**WORK TO COMPLETE:** Write out all of the entries exactly as given.

☆ ☆ ☆ ☆ ☆ ☆ ☆

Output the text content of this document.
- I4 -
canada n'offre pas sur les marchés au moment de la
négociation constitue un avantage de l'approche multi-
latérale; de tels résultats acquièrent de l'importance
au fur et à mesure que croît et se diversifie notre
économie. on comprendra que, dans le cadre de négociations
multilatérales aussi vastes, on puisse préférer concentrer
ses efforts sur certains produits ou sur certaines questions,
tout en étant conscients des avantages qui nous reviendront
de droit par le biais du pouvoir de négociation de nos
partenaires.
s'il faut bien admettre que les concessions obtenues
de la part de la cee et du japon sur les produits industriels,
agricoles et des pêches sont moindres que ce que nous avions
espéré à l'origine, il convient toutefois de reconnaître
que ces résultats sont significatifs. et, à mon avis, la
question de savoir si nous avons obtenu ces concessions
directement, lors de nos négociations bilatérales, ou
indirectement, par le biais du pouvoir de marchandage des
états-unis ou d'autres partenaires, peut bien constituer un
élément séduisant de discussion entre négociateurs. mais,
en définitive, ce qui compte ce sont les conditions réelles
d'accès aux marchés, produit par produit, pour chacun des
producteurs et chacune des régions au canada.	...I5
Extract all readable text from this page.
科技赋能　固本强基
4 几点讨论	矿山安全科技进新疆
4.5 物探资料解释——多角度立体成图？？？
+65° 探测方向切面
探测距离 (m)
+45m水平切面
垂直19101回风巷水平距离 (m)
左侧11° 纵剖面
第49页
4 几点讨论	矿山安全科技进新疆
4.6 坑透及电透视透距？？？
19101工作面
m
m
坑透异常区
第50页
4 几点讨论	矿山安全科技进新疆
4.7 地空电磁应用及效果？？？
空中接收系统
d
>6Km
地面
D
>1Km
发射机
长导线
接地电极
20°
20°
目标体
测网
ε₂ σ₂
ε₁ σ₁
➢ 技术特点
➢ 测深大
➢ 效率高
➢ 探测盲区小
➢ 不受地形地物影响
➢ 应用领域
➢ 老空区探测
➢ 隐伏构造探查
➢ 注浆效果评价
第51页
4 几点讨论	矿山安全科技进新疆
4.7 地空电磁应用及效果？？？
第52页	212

☆ ☆ ☆ ☆ ☆ ☆ ☆

**WRITTEN RESPONSE:**
Output the text content of this document.
- I4 -
canada n'offre pas sur les marchés au moment de la
négociation constitue un avantage de l'approche multi-
latérale; de tels résultats acquièrent de l'importance
au fur et à mesure que croît et se diversifie notre
économie. on comprendra que, dans le cadre de négociations
multilatérales aussi vastes, on puisse préférer concentrer
ses efforts sur certains produits ou sur certaines questions,
tout en étant conscients des avantages qui nous reviendront
de droit par le biais du pouvoir de négociation de nos
partenaires.
s'il faut bien admettre que les concessions obtenues
de la part de la cee et du japon sur les produits industriels,
agricoles et des pêches sont moindres que ce que nous avions
espéré à l'origine, il convient toutefois de reconnaître
que ces résultats sont significatifs. et, à mon avis, la
question de savoir si nous avons obtenu ces concessions
directement, lors de nos négociations bilatérales, ou
indirectement, par le biais du pouvoir de marchandage des
états-unis ou d'autres partenaires, peut bien constituer un
élément séduisant de discussion entre négociateurs. mais,
en définitive, ce qui compte ce sont les conditions réelles
d'accès aux marchés, produit par produit, pour chacun des
producteurs et chacune des régions au canada.	...I5
Extract all readable text from this page.
科技赋能　固本强基
4 几点讨论	矿山安全科技进新疆
4.5 物探资料解释——多角度立体成图？？？
+65° 探测方向切面
探测距离 (m)
+45m水平切面
垂直19101回风巷水平距离 (m)
左侧11° 纵剖面
第49页
4 几点讨论	矿山安全科技进新疆
4.6 坑透及电透视透距？？？
19101工作面
m
m
坑透异常区
第50页
4 几点讨论	矿山安全科技进新疆
4.7 地空电磁应用及效果？？？
空中接收系统
d
>6Km
地面
D
>1Km
发射机
长导线
接地电极
20°
20°
目标体
测网
ε₂ σ₂
ε₁ σ₁
➢ 技术特点
➢ 测深大
➢ 效率高
➢ 探测盲区小
➢ 不受地形地物影响
➢ 应用领域
➢ 老空区探测
➢ 隐伏构造探查
➢ 注浆效果评价
第51页
4 几点讨论	矿山安全科技进新疆
4.7 地空电磁应用及效果？？？
第52页	212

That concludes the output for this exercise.